To be done: Print all the data, keeping every line exactly as it is.

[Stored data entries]
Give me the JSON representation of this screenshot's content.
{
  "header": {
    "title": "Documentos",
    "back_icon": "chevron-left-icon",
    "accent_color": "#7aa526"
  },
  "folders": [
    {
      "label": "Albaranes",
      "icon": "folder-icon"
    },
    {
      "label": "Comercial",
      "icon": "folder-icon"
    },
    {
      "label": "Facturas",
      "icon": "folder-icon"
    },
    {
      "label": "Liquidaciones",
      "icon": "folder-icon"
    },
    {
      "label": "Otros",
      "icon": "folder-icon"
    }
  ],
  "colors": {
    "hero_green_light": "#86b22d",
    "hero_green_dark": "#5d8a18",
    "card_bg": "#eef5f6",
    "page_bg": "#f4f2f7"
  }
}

Correct result:
Give me the JSON representation of this screenshot's content.
{
  "header": {
    "title": "Documentos",
    "back_icon": "chevron-left-icon",
    "accent_color": "#7aa526"
  },
  "folders": [
    {
      "label": "Albaranes",
      "icon": "folder-icon"
    },
    {
      "label": "Comercial",
      "icon": "folder-icon"
    },
    {
      "label": "Facturas",
      "icon": "folder-icon"
    },
    {
      "label": "Liquidaciones",
      "icon": "folder-icon"
    },
    {
      "label": "Otros",
      "icon": "folder-icon"
    }
  ],
  "colors": {
    "hero_green_light": "#86b22d",
    "hero_green_dark": "#5d8a18",
    "card_bg": "#eef5f6",
    "page_bg": "#f4f2f7"
  }
}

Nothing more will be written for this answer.